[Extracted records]
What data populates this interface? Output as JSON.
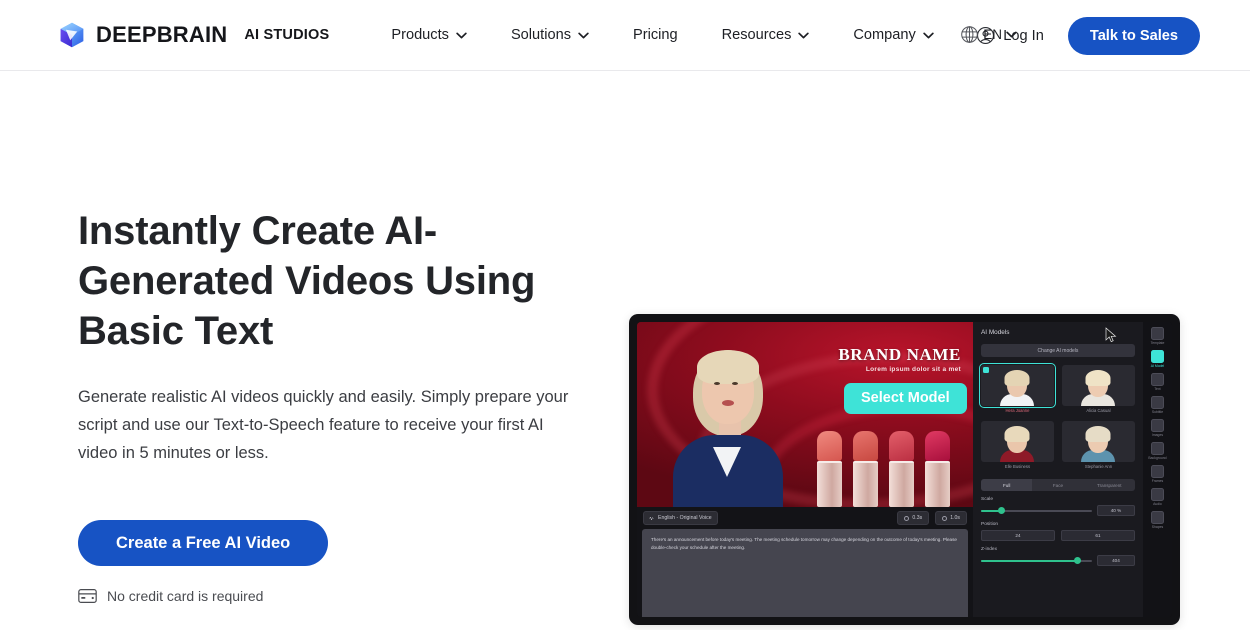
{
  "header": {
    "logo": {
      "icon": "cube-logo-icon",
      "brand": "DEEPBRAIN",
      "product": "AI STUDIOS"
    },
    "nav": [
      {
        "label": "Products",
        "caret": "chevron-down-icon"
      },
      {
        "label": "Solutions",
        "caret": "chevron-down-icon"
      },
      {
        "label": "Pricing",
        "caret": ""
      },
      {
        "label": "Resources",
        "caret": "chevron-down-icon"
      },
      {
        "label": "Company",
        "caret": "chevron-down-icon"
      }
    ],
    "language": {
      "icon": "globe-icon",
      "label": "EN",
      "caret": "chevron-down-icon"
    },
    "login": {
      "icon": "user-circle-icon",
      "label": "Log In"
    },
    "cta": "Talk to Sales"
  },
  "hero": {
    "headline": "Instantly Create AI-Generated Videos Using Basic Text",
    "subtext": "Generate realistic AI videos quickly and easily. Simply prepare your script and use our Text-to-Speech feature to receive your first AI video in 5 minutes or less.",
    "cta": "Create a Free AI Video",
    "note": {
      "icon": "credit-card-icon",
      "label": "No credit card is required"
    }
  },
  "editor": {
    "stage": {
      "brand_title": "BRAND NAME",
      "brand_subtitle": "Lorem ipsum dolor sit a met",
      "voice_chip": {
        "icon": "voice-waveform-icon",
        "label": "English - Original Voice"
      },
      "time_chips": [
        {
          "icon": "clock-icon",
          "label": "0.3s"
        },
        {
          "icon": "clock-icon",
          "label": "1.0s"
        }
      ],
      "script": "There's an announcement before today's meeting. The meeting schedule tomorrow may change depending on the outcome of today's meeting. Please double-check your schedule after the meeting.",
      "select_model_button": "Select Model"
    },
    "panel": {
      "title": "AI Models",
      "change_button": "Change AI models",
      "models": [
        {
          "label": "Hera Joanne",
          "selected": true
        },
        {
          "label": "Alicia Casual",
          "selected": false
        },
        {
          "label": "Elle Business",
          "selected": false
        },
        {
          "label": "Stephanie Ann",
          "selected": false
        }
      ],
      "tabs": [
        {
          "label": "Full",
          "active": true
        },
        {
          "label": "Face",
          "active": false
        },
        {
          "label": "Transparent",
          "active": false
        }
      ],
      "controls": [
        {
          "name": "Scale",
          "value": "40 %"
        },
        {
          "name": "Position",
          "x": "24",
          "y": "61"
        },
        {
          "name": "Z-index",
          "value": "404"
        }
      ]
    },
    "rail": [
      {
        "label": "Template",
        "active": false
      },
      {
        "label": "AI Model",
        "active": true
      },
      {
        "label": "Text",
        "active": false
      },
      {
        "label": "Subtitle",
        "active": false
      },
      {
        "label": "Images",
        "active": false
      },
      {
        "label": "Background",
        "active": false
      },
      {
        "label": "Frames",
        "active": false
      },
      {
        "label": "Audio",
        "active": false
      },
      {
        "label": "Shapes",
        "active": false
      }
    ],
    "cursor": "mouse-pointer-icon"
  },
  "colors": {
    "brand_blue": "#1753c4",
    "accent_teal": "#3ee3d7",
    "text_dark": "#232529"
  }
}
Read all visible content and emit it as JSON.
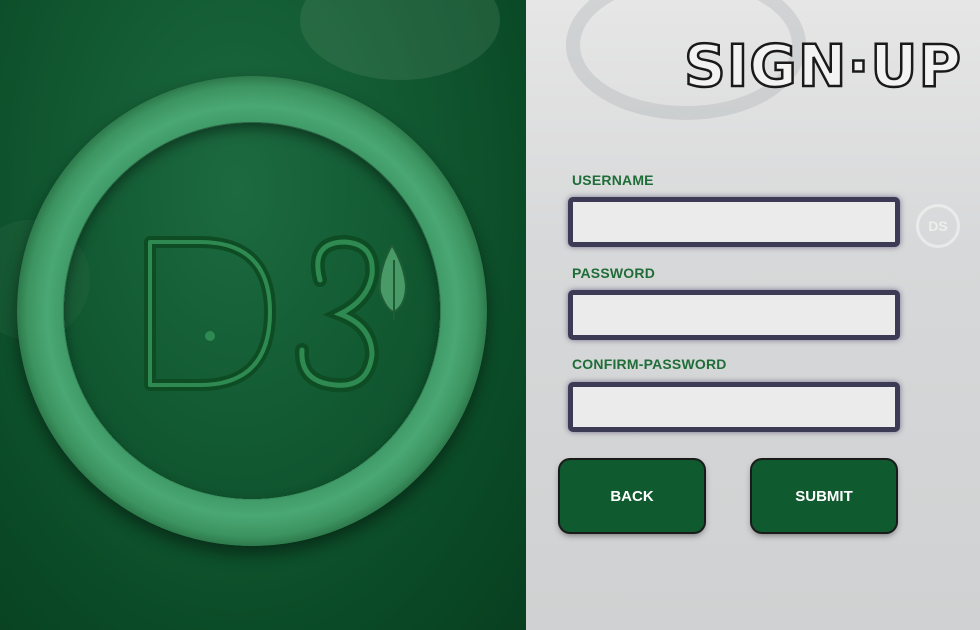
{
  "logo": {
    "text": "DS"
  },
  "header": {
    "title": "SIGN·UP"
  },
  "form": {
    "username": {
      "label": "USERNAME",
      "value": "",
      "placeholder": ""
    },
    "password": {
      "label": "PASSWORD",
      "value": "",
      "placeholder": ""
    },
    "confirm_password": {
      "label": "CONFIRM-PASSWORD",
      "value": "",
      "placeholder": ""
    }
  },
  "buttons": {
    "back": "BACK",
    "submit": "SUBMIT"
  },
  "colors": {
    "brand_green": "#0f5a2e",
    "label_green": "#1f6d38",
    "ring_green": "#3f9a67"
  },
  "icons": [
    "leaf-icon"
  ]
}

• TASK DESCRIPTION:
Give back, word for word, the lines from the line that contains "Read all visible content and emit it as JSON." through the last line of the records, with no pictures and nothing else.

• RESULT OF THIS EXERCISE:
Read all visible content and emit it as JSON.
{
  "logo": {
    "text": "DS"
  },
  "header": {
    "title": "SIGN·UP"
  },
  "form": {
    "username": {
      "label": "USERNAME",
      "value": "",
      "placeholder": ""
    },
    "password": {
      "label": "PASSWORD",
      "value": "",
      "placeholder": ""
    },
    "confirm_password": {
      "label": "CONFIRM-PASSWORD",
      "value": "",
      "placeholder": ""
    }
  },
  "buttons": {
    "back": "BACK",
    "submit": "SUBMIT"
  },
  "colors": {
    "brand_green": "#0f5a2e",
    "label_green": "#1f6d38",
    "ring_green": "#3f9a67"
  },
  "icons": [
    "leaf-icon"
  ]
}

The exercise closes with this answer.